* Set task *
Copy out the data below as written; omit any images.

* Supplied data *
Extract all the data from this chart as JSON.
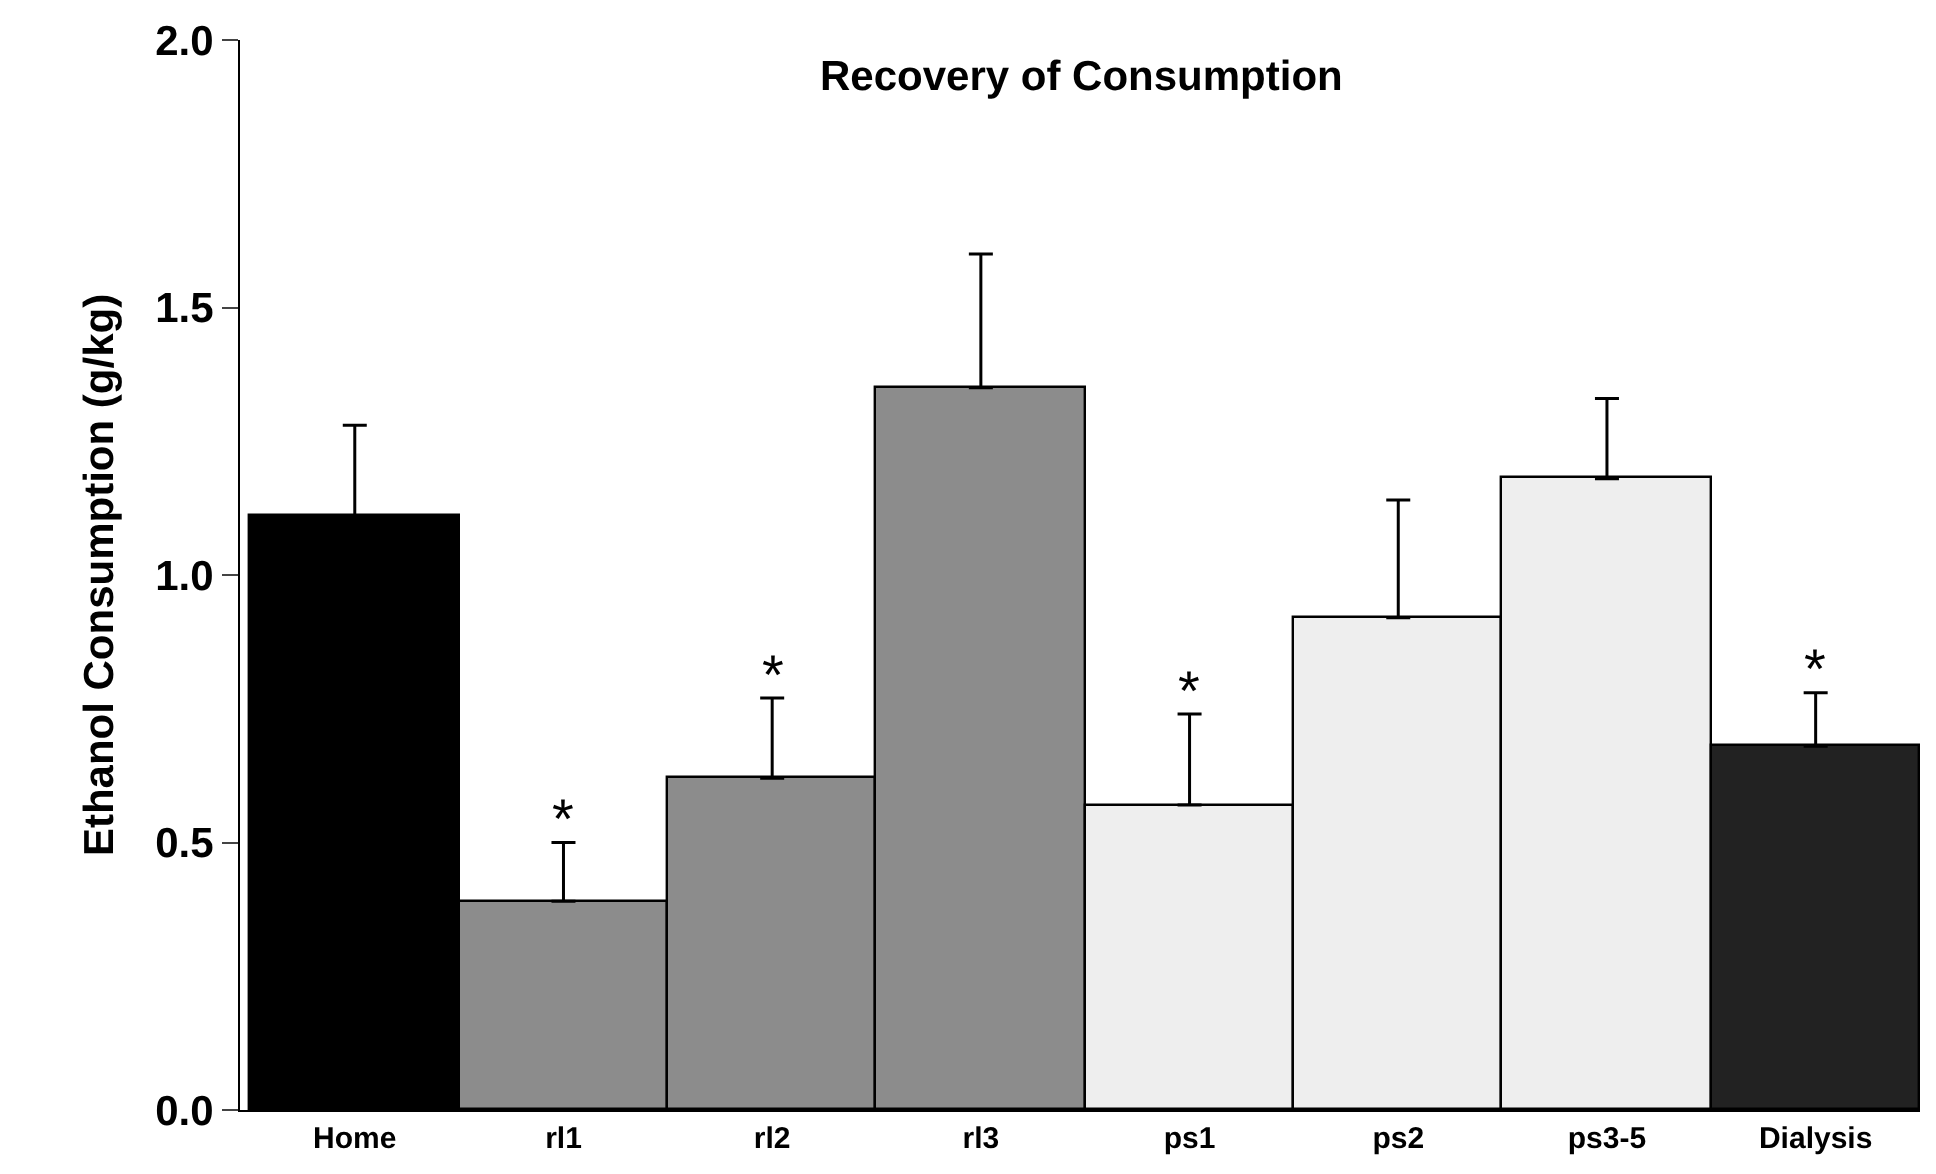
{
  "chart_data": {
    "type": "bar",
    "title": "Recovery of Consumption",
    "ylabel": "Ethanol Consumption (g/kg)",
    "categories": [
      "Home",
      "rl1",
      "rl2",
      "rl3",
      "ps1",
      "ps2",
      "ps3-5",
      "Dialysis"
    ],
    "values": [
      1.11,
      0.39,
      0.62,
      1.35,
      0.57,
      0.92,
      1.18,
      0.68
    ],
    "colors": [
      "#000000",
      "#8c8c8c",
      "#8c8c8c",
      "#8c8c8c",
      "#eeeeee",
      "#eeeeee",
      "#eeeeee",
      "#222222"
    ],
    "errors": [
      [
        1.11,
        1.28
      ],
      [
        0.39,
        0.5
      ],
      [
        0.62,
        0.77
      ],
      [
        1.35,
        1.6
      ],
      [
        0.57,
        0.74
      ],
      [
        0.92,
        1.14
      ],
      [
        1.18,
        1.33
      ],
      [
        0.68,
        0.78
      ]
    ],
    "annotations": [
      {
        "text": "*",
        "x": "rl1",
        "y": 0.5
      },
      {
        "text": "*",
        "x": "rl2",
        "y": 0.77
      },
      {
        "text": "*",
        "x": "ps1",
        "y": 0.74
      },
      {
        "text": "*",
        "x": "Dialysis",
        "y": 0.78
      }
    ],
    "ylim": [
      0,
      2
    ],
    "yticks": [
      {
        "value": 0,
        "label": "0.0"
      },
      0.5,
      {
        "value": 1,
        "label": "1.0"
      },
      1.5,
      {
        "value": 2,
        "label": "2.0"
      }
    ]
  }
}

* Problem solution *
Extract all the data from this chart as JSON.
{
  "chart_data": {
    "type": "bar",
    "title": "Recovery of Consumption",
    "ylabel": "Ethanol Consumption (g/kg)",
    "categories": [
      "Home",
      "rl1",
      "rl2",
      "rl3",
      "ps1",
      "ps2",
      "ps3-5",
      "Dialysis"
    ],
    "values": [
      1.11,
      0.39,
      0.62,
      1.35,
      0.57,
      0.92,
      1.18,
      0.68
    ],
    "colors": [
      "#000000",
      "#8c8c8c",
      "#8c8c8c",
      "#8c8c8c",
      "#eeeeee",
      "#eeeeee",
      "#eeeeee",
      "#222222"
    ],
    "errors": [
      [
        1.11,
        1.28
      ],
      [
        0.39,
        0.5
      ],
      [
        0.62,
        0.77
      ],
      [
        1.35,
        1.6
      ],
      [
        0.57,
        0.74
      ],
      [
        0.92,
        1.14
      ],
      [
        1.18,
        1.33
      ],
      [
        0.68,
        0.78
      ]
    ],
    "annotations": [
      {
        "text": "*",
        "x": "rl1",
        "y": 0.5
      },
      {
        "text": "*",
        "x": "rl2",
        "y": 0.77
      },
      {
        "text": "*",
        "x": "ps1",
        "y": 0.74
      },
      {
        "text": "*",
        "x": "Dialysis",
        "y": 0.78
      }
    ],
    "ylim": [
      0,
      2
    ],
    "yticks": [
      {
        "value": 0,
        "label": "0.0"
      },
      0.5,
      {
        "value": 1,
        "label": "1.0"
      },
      1.5,
      {
        "value": 2,
        "label": "2.0"
      }
    ]
  }
}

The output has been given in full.